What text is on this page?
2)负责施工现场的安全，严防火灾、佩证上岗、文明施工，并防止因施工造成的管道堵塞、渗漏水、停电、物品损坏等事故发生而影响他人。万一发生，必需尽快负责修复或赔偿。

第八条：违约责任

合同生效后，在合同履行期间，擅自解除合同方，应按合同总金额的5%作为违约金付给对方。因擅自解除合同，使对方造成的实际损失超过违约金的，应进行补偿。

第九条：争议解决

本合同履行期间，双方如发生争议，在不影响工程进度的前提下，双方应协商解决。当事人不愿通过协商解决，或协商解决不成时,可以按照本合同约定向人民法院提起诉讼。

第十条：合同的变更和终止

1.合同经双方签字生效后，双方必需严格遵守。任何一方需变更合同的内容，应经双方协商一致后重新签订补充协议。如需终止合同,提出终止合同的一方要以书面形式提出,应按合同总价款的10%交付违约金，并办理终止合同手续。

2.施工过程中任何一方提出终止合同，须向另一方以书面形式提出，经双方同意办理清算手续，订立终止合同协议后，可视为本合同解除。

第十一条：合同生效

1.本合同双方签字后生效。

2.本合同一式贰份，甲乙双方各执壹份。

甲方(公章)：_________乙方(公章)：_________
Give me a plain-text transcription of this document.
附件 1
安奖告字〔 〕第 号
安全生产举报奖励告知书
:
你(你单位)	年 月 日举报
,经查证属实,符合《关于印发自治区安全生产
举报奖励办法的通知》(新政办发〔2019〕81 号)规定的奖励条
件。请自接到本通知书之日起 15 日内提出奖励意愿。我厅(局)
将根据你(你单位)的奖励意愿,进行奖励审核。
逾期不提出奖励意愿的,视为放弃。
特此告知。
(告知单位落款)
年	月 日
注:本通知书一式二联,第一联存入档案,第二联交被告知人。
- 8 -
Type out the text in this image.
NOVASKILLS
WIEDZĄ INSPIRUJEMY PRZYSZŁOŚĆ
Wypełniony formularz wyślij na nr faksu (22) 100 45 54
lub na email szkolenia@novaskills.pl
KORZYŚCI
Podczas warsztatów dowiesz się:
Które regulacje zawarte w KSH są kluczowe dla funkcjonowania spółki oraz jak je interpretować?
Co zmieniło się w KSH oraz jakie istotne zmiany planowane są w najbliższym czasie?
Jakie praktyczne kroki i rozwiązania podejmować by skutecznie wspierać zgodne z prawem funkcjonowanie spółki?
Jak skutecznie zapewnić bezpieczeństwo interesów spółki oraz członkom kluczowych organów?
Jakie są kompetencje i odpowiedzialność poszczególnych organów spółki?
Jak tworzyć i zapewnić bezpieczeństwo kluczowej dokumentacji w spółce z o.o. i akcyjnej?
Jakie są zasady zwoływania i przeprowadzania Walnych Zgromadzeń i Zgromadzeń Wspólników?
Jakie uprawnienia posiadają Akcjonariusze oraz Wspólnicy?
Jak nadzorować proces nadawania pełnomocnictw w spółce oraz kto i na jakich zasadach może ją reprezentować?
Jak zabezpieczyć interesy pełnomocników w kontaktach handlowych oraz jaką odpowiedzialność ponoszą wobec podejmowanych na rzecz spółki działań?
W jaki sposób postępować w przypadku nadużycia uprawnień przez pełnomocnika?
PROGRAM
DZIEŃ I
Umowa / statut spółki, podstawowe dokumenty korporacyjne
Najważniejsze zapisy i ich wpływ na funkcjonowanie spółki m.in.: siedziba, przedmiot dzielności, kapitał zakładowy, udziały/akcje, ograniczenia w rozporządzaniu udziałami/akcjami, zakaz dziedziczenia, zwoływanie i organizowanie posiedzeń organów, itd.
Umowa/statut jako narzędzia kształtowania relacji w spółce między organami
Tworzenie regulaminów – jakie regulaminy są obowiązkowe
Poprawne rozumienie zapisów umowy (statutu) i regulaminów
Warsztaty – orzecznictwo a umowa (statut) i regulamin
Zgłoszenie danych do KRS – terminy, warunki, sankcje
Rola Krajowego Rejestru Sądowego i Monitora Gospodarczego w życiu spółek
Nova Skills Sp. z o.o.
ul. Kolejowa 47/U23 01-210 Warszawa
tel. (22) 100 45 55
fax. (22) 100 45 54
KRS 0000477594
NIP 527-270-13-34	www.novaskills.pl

### REQUIRED TASK
Copy each line of the entries that includes the word "spółce".

### OUTPUT BELOW
Jak tworzyć i zapewnić bezpieczeństwo kluczowej dokumentacji w spółce z o.o. i akcyjnej?
Jak nadzorować proces nadawania pełnomocnictw w spółce oraz kto i na jakich zasadach może ją reprezentować?
Umowa/statut jako narzędzia kształtowania relacji w spółce między organami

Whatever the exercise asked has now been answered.